Document page entries with text:
▬▬▬▬▬▬▬▬▬▬
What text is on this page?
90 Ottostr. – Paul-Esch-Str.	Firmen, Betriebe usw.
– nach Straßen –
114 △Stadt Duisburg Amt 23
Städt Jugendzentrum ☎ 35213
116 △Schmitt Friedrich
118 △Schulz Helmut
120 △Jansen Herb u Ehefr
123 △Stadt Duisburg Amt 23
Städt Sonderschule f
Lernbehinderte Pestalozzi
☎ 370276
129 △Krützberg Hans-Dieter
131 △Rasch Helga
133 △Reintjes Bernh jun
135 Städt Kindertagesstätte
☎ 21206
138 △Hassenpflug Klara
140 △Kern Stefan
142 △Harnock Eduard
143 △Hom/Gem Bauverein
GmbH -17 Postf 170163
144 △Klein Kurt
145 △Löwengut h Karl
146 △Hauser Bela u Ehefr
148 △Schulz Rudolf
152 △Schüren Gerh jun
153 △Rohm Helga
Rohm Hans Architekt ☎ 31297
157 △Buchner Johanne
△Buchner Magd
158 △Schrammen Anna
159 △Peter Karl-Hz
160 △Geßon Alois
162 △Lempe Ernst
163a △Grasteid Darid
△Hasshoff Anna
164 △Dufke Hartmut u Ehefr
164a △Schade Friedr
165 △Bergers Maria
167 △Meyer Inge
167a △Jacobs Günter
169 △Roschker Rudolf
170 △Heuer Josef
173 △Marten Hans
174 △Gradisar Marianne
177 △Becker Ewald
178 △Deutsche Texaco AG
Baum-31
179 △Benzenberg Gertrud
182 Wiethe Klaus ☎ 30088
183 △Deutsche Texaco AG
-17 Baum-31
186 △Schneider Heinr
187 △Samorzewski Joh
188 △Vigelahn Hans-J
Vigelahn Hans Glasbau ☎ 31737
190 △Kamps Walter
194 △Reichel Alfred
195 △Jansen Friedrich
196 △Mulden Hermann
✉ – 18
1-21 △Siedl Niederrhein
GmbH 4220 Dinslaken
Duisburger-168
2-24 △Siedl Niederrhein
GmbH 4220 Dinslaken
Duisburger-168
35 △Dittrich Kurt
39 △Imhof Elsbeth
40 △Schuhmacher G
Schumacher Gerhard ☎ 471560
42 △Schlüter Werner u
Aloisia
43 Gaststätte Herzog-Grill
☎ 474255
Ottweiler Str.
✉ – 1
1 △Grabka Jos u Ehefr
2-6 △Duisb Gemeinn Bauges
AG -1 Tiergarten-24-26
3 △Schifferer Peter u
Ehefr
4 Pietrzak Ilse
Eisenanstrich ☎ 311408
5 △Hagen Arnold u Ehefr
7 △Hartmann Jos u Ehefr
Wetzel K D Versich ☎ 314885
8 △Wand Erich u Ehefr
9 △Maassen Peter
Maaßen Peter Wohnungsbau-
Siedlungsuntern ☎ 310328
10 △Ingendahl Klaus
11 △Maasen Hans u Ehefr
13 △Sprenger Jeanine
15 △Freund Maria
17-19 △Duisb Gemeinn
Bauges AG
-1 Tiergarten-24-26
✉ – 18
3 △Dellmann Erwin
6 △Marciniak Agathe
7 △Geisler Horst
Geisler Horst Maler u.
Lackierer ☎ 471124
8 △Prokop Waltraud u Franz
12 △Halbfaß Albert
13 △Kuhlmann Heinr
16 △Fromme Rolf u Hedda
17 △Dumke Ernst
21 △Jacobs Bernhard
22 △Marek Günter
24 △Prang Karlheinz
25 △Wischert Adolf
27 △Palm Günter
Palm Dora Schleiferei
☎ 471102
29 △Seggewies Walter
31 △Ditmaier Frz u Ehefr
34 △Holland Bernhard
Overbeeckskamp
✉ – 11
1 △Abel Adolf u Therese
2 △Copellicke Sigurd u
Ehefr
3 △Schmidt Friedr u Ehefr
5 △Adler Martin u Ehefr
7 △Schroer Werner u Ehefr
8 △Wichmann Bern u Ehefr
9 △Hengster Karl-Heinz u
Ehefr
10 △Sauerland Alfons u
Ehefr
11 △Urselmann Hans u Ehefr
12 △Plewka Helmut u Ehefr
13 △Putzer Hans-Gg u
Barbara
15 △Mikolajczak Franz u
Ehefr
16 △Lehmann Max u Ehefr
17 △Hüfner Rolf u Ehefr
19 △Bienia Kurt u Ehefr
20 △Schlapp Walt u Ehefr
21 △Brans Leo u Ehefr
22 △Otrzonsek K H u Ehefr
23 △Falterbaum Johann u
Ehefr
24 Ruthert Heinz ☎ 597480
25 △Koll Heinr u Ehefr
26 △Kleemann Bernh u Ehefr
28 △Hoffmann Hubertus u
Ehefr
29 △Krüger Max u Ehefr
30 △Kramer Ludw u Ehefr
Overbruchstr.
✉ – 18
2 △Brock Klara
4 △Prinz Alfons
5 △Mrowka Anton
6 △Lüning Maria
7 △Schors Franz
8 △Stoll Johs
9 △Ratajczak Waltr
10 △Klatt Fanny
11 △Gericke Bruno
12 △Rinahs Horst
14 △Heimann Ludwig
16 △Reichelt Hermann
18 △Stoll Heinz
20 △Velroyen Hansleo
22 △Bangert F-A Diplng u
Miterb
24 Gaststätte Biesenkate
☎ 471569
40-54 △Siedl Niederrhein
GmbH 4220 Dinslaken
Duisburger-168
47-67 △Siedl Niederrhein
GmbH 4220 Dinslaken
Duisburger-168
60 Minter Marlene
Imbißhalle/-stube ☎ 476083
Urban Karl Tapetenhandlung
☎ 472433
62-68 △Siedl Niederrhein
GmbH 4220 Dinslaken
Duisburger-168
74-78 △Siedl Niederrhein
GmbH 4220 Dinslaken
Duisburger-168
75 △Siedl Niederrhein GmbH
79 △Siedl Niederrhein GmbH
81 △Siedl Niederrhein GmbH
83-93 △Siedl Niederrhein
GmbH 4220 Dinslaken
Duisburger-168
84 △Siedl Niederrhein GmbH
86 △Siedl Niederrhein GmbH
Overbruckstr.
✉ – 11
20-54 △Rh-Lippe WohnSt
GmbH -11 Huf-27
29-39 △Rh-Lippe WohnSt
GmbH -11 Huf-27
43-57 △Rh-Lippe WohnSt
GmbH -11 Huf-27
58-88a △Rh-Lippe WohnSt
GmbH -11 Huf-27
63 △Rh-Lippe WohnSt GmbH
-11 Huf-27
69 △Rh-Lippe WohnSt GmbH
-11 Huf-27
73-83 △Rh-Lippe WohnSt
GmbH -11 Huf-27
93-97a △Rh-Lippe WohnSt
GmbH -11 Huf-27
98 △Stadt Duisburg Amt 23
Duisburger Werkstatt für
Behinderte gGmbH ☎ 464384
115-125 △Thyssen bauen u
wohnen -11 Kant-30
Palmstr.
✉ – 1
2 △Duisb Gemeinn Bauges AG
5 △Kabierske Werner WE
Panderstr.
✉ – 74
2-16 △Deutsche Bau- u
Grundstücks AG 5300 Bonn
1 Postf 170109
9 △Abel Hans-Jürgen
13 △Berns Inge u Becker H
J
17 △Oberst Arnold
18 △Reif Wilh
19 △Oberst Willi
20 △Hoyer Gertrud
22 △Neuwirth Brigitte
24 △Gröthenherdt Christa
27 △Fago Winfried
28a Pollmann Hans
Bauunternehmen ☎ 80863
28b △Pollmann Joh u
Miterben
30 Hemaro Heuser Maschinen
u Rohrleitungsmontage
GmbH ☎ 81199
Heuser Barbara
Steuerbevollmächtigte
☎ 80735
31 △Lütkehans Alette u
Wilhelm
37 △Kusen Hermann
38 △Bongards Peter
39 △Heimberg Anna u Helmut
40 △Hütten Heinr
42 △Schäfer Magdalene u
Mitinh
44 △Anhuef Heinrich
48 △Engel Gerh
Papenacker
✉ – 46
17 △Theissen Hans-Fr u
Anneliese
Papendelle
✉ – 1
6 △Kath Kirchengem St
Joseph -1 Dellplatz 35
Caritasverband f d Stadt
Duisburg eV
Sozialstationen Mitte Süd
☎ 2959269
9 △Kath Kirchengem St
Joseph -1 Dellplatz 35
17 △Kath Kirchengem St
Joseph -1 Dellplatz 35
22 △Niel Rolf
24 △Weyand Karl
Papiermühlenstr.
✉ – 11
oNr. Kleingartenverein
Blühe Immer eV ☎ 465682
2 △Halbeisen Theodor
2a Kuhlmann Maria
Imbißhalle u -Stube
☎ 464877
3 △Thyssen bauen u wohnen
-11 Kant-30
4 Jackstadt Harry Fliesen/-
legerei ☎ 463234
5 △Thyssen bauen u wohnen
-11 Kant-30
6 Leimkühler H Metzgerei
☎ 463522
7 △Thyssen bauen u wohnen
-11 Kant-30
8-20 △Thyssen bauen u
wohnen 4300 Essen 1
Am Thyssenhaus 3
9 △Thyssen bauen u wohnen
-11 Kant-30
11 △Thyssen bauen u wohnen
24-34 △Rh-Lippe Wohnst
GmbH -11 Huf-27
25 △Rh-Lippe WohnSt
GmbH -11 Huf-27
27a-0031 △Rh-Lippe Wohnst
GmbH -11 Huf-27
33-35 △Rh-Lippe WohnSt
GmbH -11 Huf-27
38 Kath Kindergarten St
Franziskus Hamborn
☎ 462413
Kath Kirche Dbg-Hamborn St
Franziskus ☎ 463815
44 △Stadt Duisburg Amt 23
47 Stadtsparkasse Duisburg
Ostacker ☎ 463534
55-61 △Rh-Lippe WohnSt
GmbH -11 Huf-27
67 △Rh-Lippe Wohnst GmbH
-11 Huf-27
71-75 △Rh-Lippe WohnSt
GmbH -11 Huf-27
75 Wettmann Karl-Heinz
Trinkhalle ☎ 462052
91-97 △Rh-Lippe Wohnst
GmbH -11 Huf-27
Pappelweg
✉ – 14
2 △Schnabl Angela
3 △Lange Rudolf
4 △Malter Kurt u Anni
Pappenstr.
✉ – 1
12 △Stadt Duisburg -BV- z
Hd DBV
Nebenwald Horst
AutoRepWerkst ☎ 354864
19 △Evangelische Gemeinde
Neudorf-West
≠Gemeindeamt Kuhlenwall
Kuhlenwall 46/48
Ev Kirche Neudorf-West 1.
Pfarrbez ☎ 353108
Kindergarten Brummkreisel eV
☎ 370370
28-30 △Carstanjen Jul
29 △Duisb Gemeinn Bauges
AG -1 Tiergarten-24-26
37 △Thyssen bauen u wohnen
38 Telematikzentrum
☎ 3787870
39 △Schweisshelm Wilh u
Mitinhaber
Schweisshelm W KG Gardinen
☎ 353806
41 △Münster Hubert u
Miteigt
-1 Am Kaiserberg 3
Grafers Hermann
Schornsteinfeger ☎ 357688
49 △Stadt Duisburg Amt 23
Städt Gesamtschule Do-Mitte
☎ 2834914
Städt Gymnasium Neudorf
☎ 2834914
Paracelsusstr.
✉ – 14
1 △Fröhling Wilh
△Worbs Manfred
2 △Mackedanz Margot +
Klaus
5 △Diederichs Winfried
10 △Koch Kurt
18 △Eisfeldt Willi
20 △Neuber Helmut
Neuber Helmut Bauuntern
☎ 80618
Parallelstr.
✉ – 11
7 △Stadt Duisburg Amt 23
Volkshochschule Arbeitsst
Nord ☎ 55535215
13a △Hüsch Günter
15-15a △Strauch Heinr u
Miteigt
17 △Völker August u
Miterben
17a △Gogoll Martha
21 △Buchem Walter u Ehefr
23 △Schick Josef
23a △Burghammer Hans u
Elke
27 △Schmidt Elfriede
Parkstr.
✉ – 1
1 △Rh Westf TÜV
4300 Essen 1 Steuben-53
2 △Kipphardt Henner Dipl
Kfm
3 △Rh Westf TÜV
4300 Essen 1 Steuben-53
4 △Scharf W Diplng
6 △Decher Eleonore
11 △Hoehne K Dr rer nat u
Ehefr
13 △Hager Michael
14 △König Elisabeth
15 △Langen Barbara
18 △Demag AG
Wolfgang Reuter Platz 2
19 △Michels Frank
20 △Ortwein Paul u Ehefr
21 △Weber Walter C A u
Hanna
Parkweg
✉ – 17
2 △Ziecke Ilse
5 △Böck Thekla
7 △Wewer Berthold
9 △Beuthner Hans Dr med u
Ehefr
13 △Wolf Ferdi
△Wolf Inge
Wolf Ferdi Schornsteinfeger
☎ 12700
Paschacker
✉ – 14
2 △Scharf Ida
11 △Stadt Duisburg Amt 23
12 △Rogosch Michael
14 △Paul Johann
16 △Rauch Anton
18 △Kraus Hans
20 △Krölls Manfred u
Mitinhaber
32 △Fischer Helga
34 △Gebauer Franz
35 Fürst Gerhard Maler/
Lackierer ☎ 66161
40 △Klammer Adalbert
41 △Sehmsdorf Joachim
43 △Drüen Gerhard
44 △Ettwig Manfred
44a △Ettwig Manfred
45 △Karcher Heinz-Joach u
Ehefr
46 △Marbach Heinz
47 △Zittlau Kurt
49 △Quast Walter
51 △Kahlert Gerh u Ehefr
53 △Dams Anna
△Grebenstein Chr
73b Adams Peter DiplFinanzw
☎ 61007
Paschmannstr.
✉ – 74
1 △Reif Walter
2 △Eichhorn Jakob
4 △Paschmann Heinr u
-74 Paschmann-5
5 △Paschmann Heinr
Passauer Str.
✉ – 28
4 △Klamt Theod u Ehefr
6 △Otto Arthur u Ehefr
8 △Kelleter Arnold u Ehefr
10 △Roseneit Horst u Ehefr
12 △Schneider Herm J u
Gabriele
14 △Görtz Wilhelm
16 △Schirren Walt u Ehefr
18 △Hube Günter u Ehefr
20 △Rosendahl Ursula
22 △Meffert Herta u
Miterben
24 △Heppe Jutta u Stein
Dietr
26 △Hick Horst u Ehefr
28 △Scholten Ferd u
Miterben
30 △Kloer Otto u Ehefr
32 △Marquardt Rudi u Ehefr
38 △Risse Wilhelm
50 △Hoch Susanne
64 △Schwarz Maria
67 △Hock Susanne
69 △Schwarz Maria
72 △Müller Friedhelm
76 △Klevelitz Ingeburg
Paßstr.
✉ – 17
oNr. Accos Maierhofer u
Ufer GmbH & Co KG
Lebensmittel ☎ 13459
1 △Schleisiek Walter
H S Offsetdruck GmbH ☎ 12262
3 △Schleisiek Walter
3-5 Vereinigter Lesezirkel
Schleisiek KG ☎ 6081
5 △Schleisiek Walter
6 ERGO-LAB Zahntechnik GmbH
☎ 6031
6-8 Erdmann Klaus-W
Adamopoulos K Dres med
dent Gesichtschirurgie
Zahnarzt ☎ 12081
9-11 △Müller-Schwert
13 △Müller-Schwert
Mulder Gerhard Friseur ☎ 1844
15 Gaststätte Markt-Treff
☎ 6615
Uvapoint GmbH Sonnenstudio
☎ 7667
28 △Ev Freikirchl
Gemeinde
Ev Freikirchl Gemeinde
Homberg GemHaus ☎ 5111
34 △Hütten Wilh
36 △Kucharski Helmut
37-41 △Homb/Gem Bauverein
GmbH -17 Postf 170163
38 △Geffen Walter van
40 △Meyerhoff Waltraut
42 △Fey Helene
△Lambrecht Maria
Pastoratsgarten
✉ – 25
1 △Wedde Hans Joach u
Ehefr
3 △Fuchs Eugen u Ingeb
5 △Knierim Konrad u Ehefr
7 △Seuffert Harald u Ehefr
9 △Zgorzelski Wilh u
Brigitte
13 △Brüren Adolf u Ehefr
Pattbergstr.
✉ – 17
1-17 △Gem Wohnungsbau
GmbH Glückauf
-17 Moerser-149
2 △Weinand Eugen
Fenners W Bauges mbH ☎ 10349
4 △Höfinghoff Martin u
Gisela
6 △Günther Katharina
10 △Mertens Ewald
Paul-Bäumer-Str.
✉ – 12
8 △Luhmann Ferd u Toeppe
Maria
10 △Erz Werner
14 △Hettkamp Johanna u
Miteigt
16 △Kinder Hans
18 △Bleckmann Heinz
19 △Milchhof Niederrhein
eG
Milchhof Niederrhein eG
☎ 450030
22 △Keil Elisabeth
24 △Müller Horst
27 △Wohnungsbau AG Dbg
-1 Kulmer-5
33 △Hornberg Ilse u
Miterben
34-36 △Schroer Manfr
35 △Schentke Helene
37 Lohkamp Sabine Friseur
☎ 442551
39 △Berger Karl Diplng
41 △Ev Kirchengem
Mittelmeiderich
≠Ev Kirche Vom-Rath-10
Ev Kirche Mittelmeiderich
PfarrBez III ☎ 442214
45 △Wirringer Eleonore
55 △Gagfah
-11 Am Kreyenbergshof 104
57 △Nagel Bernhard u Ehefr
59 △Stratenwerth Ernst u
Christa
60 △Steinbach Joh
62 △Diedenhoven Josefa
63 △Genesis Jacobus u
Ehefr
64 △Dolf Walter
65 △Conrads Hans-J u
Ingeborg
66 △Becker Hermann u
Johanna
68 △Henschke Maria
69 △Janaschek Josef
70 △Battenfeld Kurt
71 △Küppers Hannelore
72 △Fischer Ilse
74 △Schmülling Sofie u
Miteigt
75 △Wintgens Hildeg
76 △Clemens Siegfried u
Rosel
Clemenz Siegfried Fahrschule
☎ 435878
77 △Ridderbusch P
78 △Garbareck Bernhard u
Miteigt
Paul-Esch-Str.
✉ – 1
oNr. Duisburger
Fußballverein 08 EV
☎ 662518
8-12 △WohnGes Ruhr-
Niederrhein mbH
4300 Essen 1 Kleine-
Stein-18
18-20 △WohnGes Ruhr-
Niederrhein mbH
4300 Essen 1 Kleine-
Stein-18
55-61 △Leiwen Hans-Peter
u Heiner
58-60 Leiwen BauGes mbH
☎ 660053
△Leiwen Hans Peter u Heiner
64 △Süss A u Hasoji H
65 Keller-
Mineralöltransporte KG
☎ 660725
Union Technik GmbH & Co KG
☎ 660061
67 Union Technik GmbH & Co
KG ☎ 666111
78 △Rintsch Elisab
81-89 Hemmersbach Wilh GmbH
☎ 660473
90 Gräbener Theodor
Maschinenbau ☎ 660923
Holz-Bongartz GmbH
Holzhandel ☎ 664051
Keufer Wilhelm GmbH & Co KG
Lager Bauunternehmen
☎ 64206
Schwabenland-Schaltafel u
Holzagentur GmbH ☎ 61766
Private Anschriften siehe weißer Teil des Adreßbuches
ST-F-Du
▬▬▬▬▬▬▬▬▬▬
§ **PROBLEM STATEMENT**: Look over the data and work out how many lines include the word "Maler"; reply with the number only.

§ **RESPONSE TO THIS EXERCISE**: 2